DIRECTIONS FOR THIS TASK: Copy out each line that includes the word "médios".

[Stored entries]
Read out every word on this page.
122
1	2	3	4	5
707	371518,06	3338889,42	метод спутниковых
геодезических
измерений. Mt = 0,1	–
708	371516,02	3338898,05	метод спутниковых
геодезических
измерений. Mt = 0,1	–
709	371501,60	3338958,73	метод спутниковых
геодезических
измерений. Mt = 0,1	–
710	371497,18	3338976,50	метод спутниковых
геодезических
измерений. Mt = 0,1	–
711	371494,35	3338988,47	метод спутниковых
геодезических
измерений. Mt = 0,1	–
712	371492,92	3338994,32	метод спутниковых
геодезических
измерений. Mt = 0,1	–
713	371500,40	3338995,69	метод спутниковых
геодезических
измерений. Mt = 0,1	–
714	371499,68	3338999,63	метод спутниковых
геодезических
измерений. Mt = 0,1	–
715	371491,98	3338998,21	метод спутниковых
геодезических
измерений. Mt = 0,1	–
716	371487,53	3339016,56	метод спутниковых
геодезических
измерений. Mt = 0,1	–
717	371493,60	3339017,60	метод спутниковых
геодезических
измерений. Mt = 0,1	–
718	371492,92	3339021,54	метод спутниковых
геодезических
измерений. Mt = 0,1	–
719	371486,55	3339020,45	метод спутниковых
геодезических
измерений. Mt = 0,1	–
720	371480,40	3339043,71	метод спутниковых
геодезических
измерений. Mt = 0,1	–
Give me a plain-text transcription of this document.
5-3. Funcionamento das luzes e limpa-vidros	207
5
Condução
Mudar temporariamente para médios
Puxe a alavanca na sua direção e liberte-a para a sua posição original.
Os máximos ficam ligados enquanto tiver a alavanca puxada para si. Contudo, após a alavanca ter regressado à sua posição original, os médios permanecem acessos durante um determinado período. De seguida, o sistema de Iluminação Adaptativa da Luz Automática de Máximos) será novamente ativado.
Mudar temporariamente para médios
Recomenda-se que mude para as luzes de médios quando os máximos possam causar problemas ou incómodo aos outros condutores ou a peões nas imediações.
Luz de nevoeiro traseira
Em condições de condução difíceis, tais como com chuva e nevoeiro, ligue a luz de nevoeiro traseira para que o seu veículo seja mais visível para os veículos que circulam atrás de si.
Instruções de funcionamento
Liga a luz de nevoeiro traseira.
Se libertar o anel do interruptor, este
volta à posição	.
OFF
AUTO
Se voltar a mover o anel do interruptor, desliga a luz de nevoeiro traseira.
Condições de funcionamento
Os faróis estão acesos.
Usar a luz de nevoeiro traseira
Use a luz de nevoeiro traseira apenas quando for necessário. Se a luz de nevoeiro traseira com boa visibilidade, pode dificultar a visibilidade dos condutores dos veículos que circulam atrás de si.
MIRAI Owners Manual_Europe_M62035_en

FINAL RESULT:
Mudar temporariamente para médios
Os máximos ficam ligados enquanto tiver a alavanca puxada para si. Contudo, após a alavanca ter regressado à sua posição original, os médios permanecem acessos durante um determinado período. De seguida, o sistema de Iluminação Adaptativa da Luz Automática de Máximos) será novamente ativado.
Mudar temporariamente para médios
Recomenda-se que mude para as luzes de médios quando os máximos possam causar problemas ou incómodo aos outros condutores ou a peões nas imediações.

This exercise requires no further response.